** START Given entries **

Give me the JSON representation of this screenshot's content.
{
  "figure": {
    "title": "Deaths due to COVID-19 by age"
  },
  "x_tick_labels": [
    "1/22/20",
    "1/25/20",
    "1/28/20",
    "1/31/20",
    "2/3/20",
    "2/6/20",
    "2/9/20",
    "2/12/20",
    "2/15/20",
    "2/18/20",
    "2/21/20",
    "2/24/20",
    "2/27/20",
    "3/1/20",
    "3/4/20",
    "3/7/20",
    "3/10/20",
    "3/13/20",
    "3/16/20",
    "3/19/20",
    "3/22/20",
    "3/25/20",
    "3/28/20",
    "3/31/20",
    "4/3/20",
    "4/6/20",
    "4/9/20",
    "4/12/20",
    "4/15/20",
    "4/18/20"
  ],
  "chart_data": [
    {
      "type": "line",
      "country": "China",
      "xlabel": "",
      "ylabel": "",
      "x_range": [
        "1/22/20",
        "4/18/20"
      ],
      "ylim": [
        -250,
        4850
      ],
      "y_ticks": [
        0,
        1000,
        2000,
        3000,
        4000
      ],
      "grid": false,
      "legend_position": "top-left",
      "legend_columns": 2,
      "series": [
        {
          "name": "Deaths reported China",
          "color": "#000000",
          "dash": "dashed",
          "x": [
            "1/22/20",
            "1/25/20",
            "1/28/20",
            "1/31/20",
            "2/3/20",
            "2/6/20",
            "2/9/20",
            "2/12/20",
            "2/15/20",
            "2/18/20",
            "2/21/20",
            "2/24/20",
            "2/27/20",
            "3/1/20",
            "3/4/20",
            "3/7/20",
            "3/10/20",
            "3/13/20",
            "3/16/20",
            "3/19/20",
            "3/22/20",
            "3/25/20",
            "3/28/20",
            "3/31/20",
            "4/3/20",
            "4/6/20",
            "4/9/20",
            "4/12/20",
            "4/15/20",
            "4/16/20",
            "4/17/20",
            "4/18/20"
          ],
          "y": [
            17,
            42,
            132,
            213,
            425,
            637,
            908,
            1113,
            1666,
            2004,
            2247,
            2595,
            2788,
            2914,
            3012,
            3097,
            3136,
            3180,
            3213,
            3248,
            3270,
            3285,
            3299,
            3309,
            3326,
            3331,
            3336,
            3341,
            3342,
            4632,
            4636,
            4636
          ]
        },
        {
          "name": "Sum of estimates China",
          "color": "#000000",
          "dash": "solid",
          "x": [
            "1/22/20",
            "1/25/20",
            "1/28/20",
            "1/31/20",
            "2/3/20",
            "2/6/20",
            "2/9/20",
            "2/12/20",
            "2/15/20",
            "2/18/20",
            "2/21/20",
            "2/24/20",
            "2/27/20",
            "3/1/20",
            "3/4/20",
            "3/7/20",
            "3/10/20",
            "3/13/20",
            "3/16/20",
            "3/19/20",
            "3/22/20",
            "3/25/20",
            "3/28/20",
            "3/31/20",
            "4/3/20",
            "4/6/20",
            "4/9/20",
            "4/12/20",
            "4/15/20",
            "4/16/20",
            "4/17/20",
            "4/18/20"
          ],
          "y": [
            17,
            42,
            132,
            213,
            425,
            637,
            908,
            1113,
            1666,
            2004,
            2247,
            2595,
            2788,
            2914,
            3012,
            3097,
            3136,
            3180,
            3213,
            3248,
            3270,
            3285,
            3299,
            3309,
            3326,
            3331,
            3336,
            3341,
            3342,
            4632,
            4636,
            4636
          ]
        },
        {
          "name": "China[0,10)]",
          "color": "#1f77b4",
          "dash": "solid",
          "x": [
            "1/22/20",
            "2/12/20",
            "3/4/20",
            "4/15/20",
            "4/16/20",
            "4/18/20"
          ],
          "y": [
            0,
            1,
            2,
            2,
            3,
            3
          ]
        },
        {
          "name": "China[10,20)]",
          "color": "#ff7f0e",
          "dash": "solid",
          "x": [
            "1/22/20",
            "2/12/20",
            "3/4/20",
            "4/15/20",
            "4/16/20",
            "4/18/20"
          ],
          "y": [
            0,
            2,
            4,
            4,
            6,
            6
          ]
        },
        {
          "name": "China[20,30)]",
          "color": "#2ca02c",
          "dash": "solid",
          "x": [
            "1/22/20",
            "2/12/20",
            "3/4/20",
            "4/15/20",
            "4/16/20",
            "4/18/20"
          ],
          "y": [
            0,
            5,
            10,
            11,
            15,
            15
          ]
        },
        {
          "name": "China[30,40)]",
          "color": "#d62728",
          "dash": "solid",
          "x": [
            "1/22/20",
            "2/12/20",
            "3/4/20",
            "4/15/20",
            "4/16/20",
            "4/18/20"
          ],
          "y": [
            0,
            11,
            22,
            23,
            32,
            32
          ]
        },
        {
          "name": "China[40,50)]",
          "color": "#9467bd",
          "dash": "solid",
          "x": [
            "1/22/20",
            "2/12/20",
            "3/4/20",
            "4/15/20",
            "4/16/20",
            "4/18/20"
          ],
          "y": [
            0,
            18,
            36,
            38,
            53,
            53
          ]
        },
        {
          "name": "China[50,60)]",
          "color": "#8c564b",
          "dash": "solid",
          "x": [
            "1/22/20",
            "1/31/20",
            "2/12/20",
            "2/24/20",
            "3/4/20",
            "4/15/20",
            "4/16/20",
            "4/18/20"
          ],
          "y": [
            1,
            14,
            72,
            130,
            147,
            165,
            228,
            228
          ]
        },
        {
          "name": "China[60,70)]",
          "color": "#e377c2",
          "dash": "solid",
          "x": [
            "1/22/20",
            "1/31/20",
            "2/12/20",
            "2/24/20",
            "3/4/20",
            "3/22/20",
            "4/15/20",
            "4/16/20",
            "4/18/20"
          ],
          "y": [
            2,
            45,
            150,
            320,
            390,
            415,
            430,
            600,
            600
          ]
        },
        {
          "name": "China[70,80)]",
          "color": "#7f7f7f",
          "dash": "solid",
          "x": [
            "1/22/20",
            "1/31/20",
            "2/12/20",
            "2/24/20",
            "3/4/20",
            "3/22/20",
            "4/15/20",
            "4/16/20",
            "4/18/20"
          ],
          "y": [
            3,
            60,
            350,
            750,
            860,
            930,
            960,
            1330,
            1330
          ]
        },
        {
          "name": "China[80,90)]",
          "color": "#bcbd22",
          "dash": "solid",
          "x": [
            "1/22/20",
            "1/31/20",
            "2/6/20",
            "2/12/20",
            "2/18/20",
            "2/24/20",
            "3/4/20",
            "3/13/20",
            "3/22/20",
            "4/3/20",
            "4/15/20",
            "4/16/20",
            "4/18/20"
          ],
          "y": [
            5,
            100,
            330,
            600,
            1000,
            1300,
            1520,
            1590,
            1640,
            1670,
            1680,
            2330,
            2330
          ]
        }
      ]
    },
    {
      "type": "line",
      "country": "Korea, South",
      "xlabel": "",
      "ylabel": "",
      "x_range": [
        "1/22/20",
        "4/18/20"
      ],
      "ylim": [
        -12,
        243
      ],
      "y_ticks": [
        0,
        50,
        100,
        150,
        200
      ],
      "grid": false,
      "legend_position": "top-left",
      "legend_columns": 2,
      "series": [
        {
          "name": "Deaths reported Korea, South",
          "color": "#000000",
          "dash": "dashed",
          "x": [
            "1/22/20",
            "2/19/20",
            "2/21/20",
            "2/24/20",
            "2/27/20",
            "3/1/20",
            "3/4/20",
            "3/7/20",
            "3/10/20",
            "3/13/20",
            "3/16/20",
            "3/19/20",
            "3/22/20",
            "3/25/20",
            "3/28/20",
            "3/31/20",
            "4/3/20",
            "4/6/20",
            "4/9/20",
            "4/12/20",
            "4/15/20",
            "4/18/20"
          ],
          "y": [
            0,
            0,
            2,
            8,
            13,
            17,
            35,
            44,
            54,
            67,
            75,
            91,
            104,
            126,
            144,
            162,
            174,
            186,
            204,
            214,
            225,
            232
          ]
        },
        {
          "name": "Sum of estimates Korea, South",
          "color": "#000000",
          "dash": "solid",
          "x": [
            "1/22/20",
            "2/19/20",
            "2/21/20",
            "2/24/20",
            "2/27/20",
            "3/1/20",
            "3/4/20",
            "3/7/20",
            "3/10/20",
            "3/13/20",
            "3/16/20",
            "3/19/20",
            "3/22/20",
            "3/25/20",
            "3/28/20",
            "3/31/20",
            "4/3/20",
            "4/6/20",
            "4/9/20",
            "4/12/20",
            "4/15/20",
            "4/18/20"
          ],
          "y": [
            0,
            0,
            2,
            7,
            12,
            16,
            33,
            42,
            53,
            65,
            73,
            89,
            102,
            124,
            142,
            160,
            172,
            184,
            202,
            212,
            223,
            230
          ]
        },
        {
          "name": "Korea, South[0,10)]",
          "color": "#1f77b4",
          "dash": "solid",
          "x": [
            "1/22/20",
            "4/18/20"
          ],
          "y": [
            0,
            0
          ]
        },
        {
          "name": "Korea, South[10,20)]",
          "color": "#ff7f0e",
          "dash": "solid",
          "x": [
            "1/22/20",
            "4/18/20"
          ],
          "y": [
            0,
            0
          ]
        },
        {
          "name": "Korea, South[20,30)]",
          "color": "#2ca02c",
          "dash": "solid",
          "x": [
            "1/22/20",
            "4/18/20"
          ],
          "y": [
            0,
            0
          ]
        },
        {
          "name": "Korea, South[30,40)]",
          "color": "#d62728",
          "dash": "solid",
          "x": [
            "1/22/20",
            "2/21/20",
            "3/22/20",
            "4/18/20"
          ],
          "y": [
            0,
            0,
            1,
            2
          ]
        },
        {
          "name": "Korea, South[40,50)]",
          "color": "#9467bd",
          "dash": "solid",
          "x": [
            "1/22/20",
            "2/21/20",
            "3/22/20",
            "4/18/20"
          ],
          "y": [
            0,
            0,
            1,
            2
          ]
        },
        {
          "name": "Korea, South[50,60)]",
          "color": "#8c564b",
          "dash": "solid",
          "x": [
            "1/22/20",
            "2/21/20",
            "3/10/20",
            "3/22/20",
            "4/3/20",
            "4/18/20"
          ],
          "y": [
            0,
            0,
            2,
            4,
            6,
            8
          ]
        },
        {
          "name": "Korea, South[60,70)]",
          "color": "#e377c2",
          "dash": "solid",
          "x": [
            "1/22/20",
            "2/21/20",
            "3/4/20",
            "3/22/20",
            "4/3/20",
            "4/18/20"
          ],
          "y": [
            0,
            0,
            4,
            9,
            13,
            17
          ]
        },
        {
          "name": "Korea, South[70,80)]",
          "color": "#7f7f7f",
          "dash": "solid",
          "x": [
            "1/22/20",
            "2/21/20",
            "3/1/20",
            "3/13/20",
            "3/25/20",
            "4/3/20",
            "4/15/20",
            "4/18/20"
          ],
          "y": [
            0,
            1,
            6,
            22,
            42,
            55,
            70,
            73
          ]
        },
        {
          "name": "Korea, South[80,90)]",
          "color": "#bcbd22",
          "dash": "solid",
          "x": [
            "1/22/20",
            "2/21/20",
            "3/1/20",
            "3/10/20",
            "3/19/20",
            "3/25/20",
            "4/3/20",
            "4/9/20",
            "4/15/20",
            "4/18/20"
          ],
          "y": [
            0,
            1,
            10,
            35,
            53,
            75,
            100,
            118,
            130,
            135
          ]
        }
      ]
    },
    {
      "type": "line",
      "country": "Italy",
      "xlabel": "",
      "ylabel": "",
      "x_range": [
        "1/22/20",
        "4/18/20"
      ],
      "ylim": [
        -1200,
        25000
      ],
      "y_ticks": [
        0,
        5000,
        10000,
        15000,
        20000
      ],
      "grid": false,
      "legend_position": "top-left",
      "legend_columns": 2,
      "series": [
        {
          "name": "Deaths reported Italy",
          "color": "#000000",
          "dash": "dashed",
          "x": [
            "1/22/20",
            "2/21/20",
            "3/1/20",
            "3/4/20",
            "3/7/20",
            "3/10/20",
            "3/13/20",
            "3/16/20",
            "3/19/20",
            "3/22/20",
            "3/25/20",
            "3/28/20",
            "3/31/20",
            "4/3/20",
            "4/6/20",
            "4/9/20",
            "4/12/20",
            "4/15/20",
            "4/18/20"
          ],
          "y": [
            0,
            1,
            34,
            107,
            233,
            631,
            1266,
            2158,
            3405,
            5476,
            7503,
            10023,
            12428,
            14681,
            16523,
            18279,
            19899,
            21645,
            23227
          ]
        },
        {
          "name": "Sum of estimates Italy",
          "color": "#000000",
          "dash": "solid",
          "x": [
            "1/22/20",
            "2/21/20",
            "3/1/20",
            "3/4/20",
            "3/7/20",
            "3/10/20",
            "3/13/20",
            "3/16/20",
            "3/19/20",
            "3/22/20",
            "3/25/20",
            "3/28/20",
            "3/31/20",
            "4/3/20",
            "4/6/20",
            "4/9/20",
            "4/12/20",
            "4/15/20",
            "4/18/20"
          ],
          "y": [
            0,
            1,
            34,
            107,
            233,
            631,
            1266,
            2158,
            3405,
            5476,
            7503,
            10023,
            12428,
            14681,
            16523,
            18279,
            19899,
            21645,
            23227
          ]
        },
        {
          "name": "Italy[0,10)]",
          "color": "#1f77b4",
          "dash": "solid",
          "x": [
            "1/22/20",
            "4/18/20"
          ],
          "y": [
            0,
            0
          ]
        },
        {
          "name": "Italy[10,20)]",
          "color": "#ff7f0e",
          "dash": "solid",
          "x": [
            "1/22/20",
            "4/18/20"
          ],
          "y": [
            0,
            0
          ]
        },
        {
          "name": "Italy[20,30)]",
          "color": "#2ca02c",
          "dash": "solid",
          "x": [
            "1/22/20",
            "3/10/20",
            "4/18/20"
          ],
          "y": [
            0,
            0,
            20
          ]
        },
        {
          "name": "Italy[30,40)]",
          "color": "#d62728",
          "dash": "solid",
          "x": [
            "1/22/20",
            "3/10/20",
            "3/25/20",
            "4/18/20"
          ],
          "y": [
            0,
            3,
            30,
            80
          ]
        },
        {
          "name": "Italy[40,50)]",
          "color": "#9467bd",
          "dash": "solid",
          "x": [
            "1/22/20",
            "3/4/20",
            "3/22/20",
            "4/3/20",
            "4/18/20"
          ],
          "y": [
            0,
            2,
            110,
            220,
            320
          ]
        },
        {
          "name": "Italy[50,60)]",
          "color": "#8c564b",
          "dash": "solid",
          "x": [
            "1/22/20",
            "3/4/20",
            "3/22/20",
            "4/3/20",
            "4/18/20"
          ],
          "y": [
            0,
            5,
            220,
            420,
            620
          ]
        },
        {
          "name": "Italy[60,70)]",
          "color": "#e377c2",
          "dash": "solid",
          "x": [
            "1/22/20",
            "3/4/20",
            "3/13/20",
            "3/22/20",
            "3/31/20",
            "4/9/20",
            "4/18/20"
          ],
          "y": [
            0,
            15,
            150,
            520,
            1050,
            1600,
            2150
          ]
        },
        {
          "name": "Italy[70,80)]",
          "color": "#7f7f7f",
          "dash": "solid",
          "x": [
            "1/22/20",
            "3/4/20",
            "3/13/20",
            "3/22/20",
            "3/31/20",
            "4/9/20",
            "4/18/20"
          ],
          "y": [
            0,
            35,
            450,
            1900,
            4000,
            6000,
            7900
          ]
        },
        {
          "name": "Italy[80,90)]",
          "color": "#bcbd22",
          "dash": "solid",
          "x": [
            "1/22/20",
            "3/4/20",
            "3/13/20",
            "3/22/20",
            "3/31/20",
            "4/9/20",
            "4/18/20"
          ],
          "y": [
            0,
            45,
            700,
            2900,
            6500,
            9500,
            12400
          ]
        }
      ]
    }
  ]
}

** END Given entries **

Given problem: Search the records for the string "South" and return every line in which it occurs.

Correct result:
      "country": "Korea, South",
          "name": "Deaths reported Korea, South",
          "name": "Sum of estimates Korea, South",
          "name": "Korea, South[0,10)]",
          "name": "Korea, South[10,20)]",
          "name": "Korea, South[20,30)]",
          "name": "Korea, South[30,40)]",
          "name": "Korea, South[40,50)]",
          "name": "Korea, South[50,60)]",
          "name": "Korea, South[60,70)]",
          "name": "Korea, South[70,80)]",
          "name": "Korea, South[80,90)]",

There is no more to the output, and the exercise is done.